INSTRUCTION:
Write out the records below once more, exactly as they stand.

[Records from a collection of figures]
########################################

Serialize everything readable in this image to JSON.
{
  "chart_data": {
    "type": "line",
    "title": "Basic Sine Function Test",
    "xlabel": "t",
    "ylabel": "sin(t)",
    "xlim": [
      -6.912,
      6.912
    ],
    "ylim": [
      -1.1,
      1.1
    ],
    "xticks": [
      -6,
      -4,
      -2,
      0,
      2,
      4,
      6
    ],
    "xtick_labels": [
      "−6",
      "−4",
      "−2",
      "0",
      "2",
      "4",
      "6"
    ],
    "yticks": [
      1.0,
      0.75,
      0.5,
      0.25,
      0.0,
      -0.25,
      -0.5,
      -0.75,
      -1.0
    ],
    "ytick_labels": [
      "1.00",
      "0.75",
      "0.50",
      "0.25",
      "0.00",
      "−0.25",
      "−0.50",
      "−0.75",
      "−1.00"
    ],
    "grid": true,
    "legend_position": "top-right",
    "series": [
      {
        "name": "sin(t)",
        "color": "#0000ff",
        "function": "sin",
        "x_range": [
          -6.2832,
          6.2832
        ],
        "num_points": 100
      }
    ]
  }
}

########################################

REPLY:
Serialize everything readable in this image to JSON.
{
  "chart_data": {
    "type": "line",
    "title": "Basic Sine Function Test",
    "xlabel": "t",
    "ylabel": "sin(t)",
    "xlim": [
      -6.912,
      6.912
    ],
    "ylim": [
      -1.1,
      1.1
    ],
    "xticks": [
      -6,
      -4,
      -2,
      0,
      2,
      4,
      6
    ],
    "xtick_labels": [
      "−6",
      "−4",
      "−2",
      "0",
      "2",
      "4",
      "6"
    ],
    "yticks": [
      1.0,
      0.75,
      0.5,
      0.25,
      0.0,
      -0.25,
      -0.5,
      -0.75,
      -1.0
    ],
    "ytick_labels": [
      "1.00",
      "0.75",
      "0.50",
      "0.25",
      "0.00",
      "−0.25",
      "−0.50",
      "−0.75",
      "−1.00"
    ],
    "grid": true,
    "legend_position": "top-right",
    "series": [
      {
        "name": "sin(t)",
        "color": "#0000ff",
        "function": "sin",
        "x_range": [
          -6.2832,
          6.2832
        ],
        "num_points": 100
      }
    ]
  }
}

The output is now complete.